• **Set task**:
Write out the records that appear below, verbatim and complete, but without pictures.
+ + + + + + +
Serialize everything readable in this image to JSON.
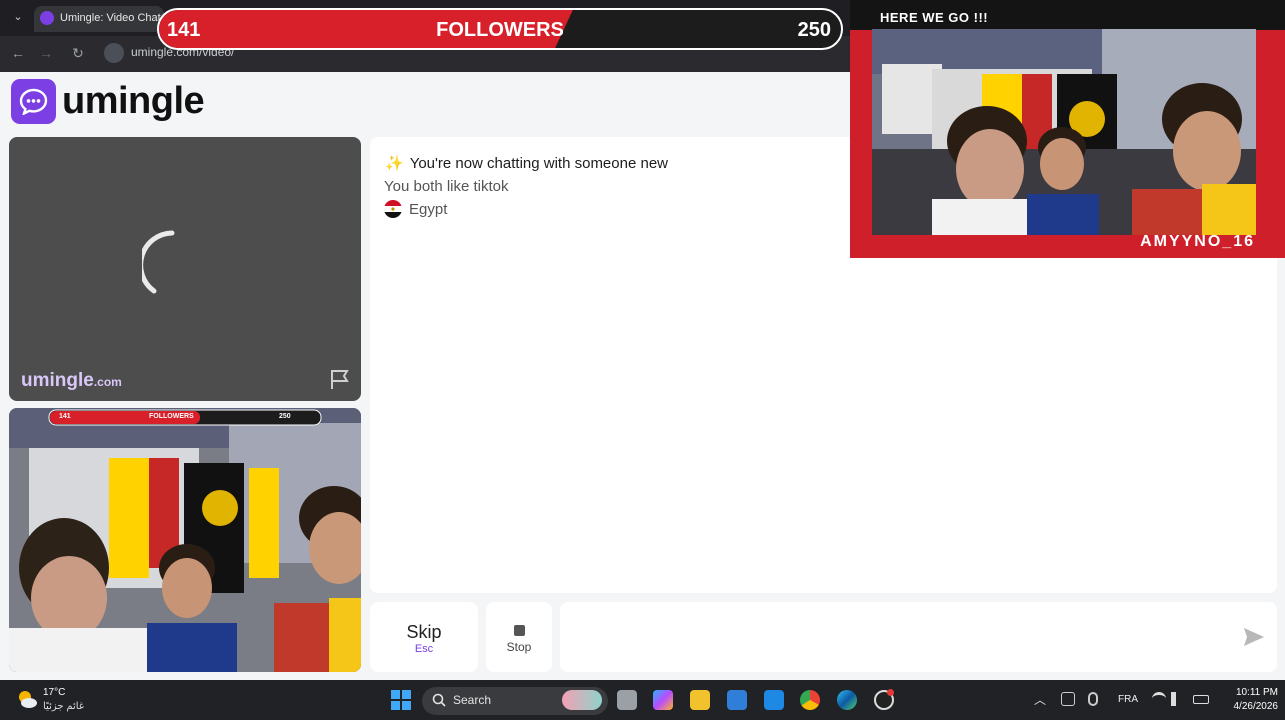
{
  "browser": {
    "tab_title": "Umingle: Video Chat w",
    "url": "umingle.com/video/"
  },
  "stream_banner": {
    "current": "141",
    "label": "FOLLOWERS",
    "goal": "250",
    "progress_fraction": 0.564,
    "colors": {
      "fill": "#d8202a",
      "track": "#1c1c1c"
    }
  },
  "app": {
    "name": "umingle",
    "accent": "#7b3fe4"
  },
  "stranger_video": {
    "brand_name": "umingle",
    "brand_suffix": ".com",
    "state": "loading"
  },
  "self_video": {
    "mini_banner_current": "141",
    "mini_banner_label": "FOLLOWERS",
    "mini_banner_goal": "250"
  },
  "chat": {
    "message_icon": "sparkles-icon",
    "message": "You're now chatting with someone new",
    "shared_interest": "You both like tiktok",
    "country": "Egypt",
    "country_flag": "egypt-flag-icon"
  },
  "controls": {
    "skip_label": "Skip",
    "skip_key": "Esc",
    "stop_label": "Stop",
    "message_placeholder": "",
    "send_icon": "send-icon"
  },
  "stream_overlay": {
    "title": "HERE WE GO !!!",
    "username": "AMYYNO_16",
    "accent": "#cf1f2a"
  },
  "taskbar": {
    "weather_temp": "17°C",
    "weather_desc": "غائم جزئيًا",
    "search_label": "Search",
    "language": "FRA",
    "time": "10:11 PM",
    "date": "4/26/2026"
  }
}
+ + + + + + +
• **Solution below**:
Serialize everything readable in this image to JSON.
{
  "browser": {
    "tab_title": "Umingle: Video Chat w",
    "url": "umingle.com/video/"
  },
  "stream_banner": {
    "current": "141",
    "label": "FOLLOWERS",
    "goal": "250",
    "progress_fraction": 0.564,
    "colors": {
      "fill": "#d8202a",
      "track": "#1c1c1c"
    }
  },
  "app": {
    "name": "umingle",
    "accent": "#7b3fe4"
  },
  "stranger_video": {
    "brand_name": "umingle",
    "brand_suffix": ".com",
    "state": "loading"
  },
  "self_video": {
    "mini_banner_current": "141",
    "mini_banner_label": "FOLLOWERS",
    "mini_banner_goal": "250"
  },
  "chat": {
    "message_icon": "sparkles-icon",
    "message": "You're now chatting with someone new",
    "shared_interest": "You both like tiktok",
    "country": "Egypt",
    "country_flag": "egypt-flag-icon"
  },
  "controls": {
    "skip_label": "Skip",
    "skip_key": "Esc",
    "stop_label": "Stop",
    "message_placeholder": "",
    "send_icon": "send-icon"
  },
  "stream_overlay": {
    "title": "HERE WE GO !!!",
    "username": "AMYYNO_16",
    "accent": "#cf1f2a"
  },
  "taskbar": {
    "weather_temp": "17°C",
    "weather_desc": "غائم جزئيًا",
    "search_label": "Search",
    "language": "FRA",
    "time": "10:11 PM",
    "date": "4/26/2026"
  }
}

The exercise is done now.